## Your task:
Spot every line with the word "cada" and return it.

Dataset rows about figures
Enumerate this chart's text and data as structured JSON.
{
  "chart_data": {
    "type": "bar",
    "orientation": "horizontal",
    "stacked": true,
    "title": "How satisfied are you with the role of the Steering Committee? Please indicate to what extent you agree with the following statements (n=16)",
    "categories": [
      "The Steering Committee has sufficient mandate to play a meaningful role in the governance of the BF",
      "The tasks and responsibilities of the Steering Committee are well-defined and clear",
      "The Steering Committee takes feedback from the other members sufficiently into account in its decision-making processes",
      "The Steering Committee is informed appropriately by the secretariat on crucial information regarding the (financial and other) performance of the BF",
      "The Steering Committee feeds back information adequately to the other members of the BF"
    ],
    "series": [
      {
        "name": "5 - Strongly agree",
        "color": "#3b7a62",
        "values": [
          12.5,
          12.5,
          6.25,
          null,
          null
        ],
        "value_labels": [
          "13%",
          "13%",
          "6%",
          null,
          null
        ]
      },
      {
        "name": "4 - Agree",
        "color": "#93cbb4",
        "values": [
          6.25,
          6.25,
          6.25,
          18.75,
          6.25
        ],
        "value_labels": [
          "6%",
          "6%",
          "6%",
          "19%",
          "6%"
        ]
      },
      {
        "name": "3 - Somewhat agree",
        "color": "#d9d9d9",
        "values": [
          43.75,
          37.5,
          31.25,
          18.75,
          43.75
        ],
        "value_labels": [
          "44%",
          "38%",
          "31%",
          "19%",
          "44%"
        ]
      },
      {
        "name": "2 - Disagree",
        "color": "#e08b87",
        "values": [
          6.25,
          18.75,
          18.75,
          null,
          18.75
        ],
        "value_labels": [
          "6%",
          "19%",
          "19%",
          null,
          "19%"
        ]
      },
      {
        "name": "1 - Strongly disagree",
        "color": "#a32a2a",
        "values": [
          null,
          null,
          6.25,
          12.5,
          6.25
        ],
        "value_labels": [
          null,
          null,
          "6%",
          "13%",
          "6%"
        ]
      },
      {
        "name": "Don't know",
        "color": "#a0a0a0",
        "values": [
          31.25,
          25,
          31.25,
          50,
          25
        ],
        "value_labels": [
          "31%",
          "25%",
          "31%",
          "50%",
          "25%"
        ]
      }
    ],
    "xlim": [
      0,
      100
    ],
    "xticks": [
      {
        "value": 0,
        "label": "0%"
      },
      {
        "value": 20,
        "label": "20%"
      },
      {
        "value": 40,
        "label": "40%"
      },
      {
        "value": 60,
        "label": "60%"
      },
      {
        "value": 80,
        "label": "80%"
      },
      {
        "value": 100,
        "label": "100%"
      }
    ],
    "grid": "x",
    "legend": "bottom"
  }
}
---
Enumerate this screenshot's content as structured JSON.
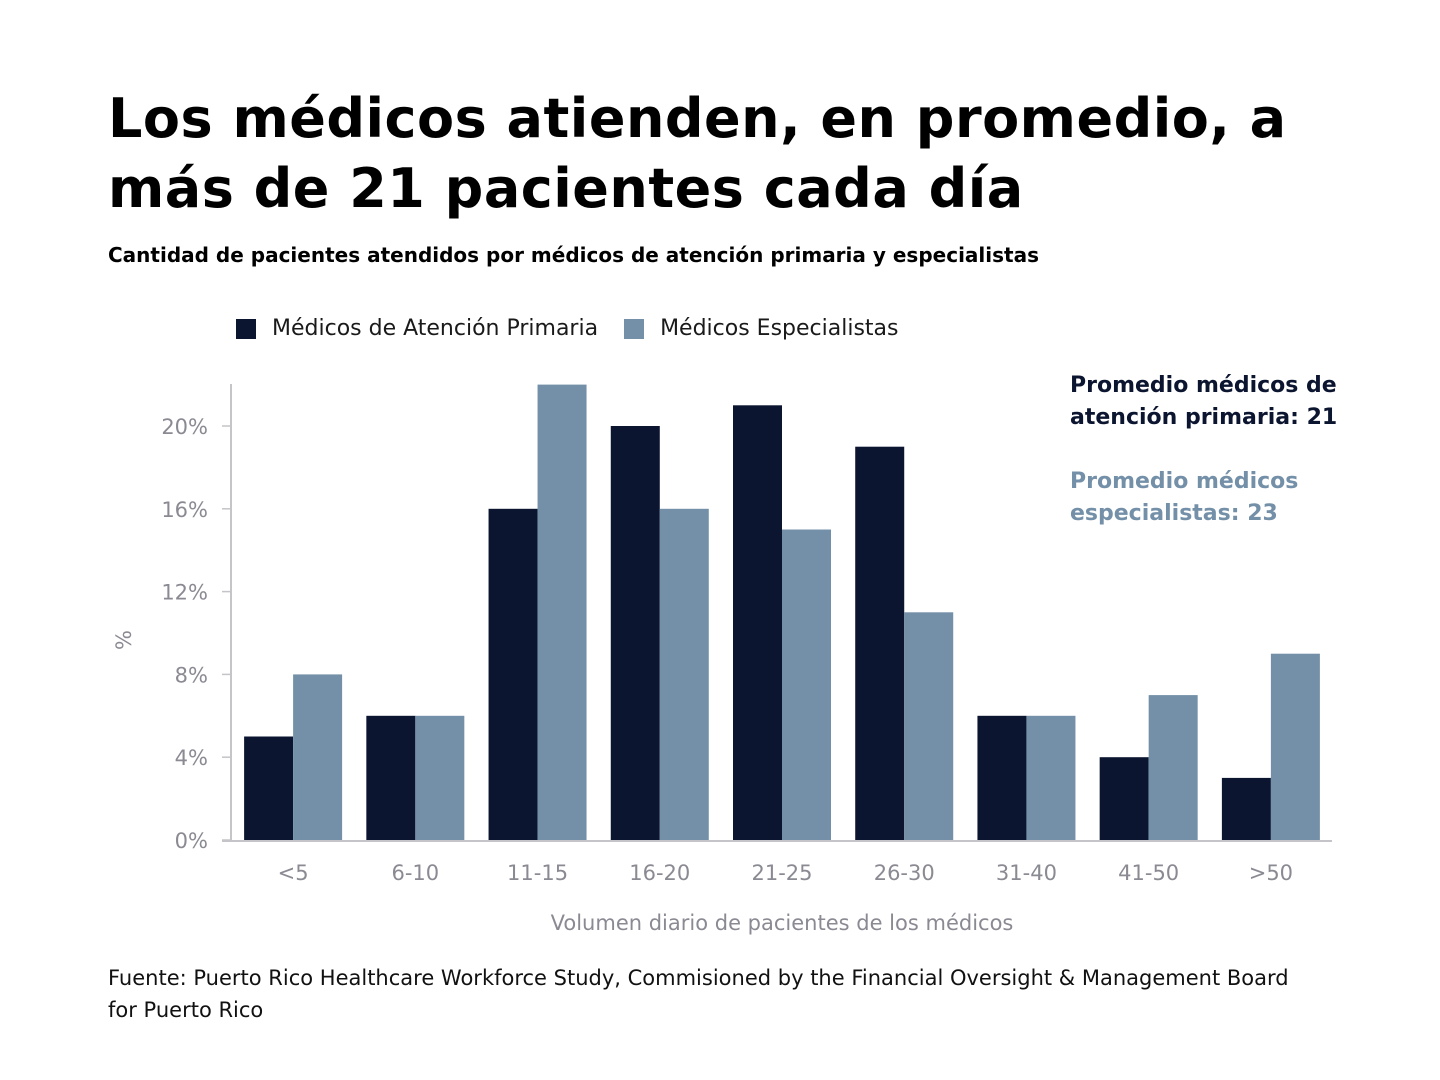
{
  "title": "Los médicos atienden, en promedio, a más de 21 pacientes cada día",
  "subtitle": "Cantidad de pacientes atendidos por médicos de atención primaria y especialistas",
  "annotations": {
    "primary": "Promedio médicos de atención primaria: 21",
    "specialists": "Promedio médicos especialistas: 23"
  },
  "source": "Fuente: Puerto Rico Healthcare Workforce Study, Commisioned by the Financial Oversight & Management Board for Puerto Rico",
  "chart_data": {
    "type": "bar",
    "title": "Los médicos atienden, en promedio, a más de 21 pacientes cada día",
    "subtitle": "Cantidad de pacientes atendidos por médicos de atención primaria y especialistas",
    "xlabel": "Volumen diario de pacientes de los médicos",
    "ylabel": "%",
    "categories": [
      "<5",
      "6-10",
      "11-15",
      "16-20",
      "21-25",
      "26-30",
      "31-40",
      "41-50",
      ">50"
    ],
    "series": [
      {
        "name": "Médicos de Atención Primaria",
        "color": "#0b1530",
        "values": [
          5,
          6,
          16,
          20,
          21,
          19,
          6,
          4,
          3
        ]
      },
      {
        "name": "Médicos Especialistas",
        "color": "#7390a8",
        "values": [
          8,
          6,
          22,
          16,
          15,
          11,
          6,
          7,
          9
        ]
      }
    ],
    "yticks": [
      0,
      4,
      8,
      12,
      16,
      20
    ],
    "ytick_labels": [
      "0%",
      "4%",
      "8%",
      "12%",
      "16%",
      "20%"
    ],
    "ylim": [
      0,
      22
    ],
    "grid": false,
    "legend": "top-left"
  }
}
---
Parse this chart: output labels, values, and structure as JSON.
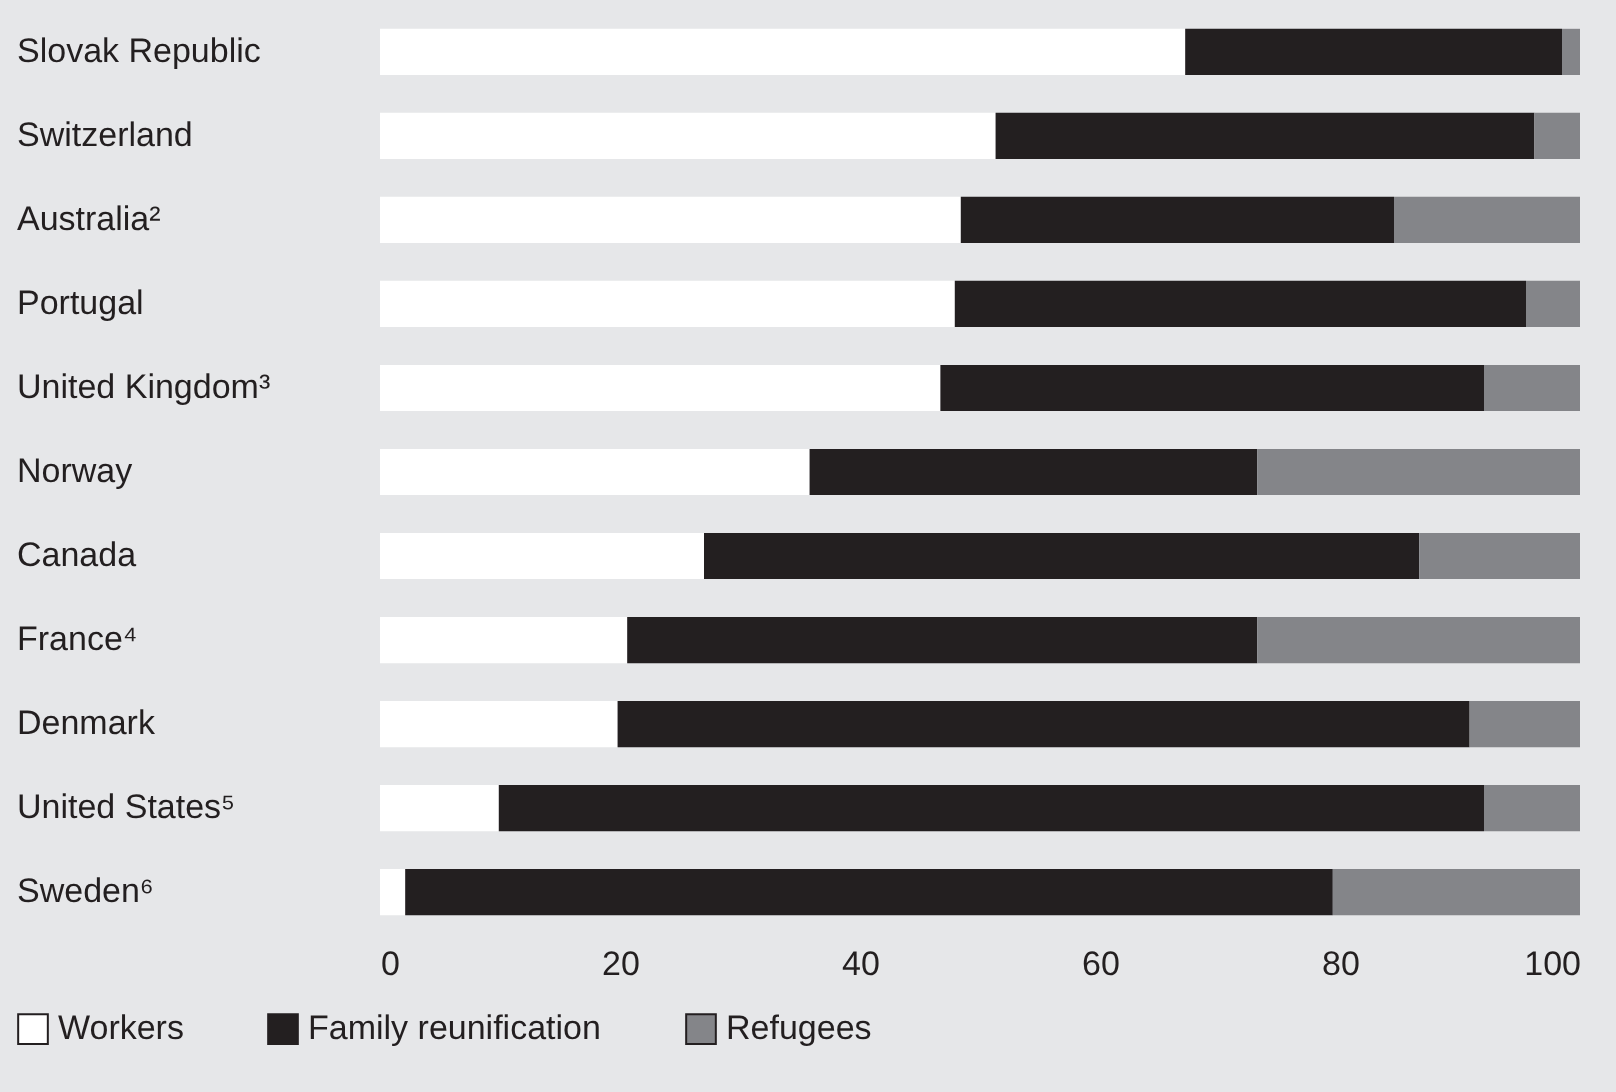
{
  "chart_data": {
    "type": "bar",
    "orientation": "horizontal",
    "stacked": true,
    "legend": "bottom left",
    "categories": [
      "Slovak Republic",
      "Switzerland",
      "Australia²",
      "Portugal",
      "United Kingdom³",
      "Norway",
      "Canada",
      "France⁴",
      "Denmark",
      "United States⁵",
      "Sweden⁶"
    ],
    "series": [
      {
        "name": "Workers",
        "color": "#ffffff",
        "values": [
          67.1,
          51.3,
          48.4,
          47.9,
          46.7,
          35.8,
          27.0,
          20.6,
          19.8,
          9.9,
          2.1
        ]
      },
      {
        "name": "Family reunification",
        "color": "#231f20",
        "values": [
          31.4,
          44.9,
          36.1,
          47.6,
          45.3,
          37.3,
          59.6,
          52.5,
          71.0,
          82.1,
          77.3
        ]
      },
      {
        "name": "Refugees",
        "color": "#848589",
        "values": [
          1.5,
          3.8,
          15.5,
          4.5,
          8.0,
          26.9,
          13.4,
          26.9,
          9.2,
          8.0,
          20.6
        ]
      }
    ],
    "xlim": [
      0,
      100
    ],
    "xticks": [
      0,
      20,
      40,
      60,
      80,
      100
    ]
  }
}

## Exercise response:
  "title": "Los médicos atienden, en promedio, a más de 21 pacientes cada día",
    "title": "Los médicos atienden, en promedio, a más de 21 pacientes cada día",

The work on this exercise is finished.